---------- Provided records
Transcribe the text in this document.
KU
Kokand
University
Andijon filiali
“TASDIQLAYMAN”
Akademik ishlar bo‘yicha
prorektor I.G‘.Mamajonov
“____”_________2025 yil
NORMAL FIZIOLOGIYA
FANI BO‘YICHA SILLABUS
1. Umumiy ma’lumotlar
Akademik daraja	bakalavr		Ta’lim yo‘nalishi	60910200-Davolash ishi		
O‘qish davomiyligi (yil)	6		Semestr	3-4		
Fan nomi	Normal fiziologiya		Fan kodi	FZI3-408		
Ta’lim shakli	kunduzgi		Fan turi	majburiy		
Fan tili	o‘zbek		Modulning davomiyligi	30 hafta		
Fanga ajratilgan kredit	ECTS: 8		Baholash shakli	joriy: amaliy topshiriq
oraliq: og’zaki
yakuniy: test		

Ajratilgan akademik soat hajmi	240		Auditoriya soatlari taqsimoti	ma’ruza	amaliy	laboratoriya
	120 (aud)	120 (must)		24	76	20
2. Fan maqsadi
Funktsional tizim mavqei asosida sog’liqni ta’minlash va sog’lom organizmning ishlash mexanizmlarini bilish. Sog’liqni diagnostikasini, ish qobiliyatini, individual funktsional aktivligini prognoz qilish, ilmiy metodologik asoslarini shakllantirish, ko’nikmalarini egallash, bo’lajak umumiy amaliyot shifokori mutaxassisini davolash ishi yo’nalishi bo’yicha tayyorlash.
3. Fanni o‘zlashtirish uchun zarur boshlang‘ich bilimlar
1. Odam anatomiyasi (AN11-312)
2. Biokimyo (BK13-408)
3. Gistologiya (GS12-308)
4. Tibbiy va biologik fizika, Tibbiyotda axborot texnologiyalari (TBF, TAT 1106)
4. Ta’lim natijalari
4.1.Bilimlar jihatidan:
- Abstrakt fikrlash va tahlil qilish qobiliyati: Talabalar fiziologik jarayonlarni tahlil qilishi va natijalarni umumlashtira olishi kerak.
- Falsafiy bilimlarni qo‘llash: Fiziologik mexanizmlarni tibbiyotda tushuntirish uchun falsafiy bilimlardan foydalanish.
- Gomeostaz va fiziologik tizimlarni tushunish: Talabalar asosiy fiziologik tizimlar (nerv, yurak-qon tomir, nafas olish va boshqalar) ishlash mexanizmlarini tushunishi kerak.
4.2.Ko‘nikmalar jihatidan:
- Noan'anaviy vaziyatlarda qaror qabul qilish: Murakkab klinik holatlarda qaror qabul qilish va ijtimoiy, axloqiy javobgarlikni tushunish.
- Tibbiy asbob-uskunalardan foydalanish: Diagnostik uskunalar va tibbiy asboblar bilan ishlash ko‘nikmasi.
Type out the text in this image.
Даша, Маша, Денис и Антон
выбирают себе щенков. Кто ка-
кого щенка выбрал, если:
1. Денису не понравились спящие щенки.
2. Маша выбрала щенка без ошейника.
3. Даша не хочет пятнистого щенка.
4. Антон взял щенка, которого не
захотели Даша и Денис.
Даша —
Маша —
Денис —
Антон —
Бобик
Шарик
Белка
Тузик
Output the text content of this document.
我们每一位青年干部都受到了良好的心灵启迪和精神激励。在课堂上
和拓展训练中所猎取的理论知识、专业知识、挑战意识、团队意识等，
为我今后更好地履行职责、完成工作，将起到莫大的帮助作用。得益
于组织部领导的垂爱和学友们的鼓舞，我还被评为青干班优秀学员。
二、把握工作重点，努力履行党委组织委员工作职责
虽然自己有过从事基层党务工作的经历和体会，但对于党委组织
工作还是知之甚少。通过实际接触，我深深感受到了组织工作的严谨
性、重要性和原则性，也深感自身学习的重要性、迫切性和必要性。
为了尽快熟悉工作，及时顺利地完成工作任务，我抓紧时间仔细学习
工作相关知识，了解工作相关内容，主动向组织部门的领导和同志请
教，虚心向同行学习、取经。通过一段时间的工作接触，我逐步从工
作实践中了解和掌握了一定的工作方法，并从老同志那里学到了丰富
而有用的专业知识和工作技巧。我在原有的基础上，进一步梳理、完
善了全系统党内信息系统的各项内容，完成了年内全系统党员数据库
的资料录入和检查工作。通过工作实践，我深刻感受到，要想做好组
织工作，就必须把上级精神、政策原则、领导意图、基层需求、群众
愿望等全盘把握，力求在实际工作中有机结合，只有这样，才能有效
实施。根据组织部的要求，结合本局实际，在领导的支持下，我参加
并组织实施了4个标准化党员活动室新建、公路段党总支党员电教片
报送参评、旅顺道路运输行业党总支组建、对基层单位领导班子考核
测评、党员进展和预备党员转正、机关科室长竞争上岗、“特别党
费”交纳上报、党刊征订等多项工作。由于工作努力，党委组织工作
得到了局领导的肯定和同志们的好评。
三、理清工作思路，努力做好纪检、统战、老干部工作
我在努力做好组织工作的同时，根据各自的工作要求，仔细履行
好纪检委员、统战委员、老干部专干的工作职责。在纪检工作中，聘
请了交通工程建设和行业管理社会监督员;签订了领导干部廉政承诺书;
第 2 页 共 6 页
--------------------
> [Stated problem] Filter the data for the string "tushunish" and copy every line that has it.

> [Solution for this exercise]
- Gomeostaz va fiziologik tizimlarni tushunish: Talabalar asosiy fiziologik tizimlar (nerv, yurak-qon tomir, nafas olish va boshqalar) ishlash mexanizmlarini tushunishi kerak.
- Noan'anaviy vaziyatlarda qaror qabul qilish: Murakkab klinik holatlarda qaror qabul qilish va ijtimoiy, axloqiy javobgarlikni tushunish.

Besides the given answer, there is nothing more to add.